● Directive
Locate the line that contains "Extract all readable text from this page." in the data that follows. Copy it and every subsequent line to the end, exactly, excluding pictures.

== == ==

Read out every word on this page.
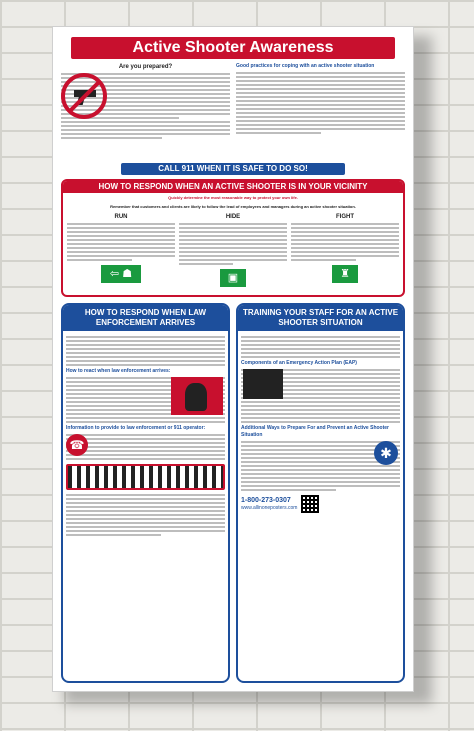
Active Shooter Awareness
Are you prepared?	Good practices for coping with an active shooter situation
CALL 911 WHEN IT IS SAFE TO DO SO!
HOW TO RESPOND WHEN AN ACTIVE SHOOTER IS IN YOUR VICINITY
Quickly determine the most reasonable way to protect your own life.
Remember that customers and clients are likely to follow the lead of employees and managers during an active shooter situation.
RUN
⇦ ☗
HIDE
▣
FIGHT
♜
HOW TO RESPOND WHEN LAW ENFORCEMENT ARRIVES
How to react when law enforcement arrives:
Information to provide to law enforcement or 911 operator:
☎
TRAINING YOUR STAFF FOR AN ACTIVE SHOOTER SITUATION
Components of an Emergency Action Plan (EAP)
Additional Ways to Prepare For and Prevent an Active Shooter Situation
✱
1-800-273-0307
www.allinoneposters.com
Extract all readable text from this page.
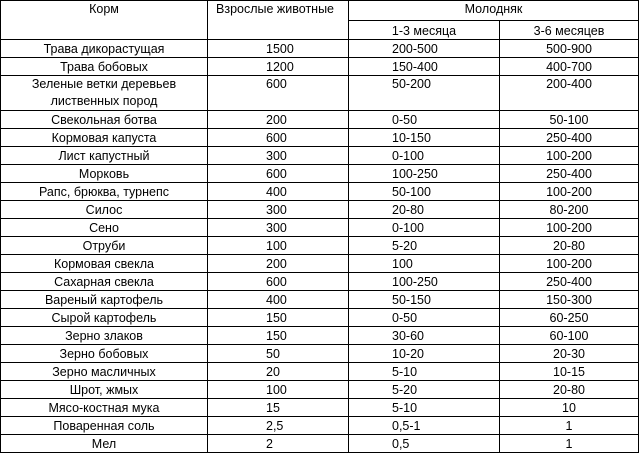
Корм	Взрослые животные	Молодняк	
		1-3 месяца	3-6 месяцев
Трава дикорастущая	1500	200-500	500-900
Трава бобовых	1200	150-400	400-700
Зеленые ветки деревьев лиственных пород	600	50-200	200-400
Свекольная ботва	200	0-50	50-100
Кормовая капуста	600	10-150	250-400
Лист капустный	300	0-100	100-200
Морковь	600	100-250	250-400
Рапс, брюква, турнепс	400	50-100	100-200
Силос	300	20-80	80-200
Сено	300	0-100	100-200
Отруби	100	5-20	20-80
Кормовая свекла	200	100	100-200
Сахарная свекла	600	100-250	250-400
Вареный картофель	400	50-150	150-300
Сырой картофель	150	0-50	60-250
Зерно злаков	150	30-60	60-100
Зерно бобовых	50	10-20	20-30
Зерно масличных	20	5-10	10-15
Шрот, жмых	100	5-20	20-80
Мясо-костная мука	15	5-10	10
Поваренная соль	2,5	0,5-1	1
Мел	2	0,5	1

== == ==

● Full response
Extract all readable text from this page.
Корм	Взрослые животные	Молодняк	
		1-3 месяца	3-6 месяцев
Трава дикорастущая	1500	200-500	500-900
Трава бобовых	1200	150-400	400-700
Зеленые ветки деревьев лиственных пород	600	50-200	200-400
Свекольная ботва	200	0-50	50-100
Кормовая капуста	600	10-150	250-400
Лист капустный	300	0-100	100-200
Морковь	600	100-250	250-400
Рапс, брюква, турнепс	400	50-100	100-200
Силос	300	20-80	80-200
Сено	300	0-100	100-200
Отруби	100	5-20	20-80
Кормовая свекла	200	100	100-200
Сахарная свекла	600	100-250	250-400
Вареный картофель	400	50-150	150-300
Сырой картофель	150	0-50	60-250
Зерно злаков	150	30-60	60-100
Зерно бобовых	50	10-20	20-30
Зерно масличных	20	5-10	10-15
Шрот, жмых	100	5-20	20-80
Мясо-костная мука	15	5-10	10
Поваренная соль	2,5	0,5-1	1
Мел	2	0,5	1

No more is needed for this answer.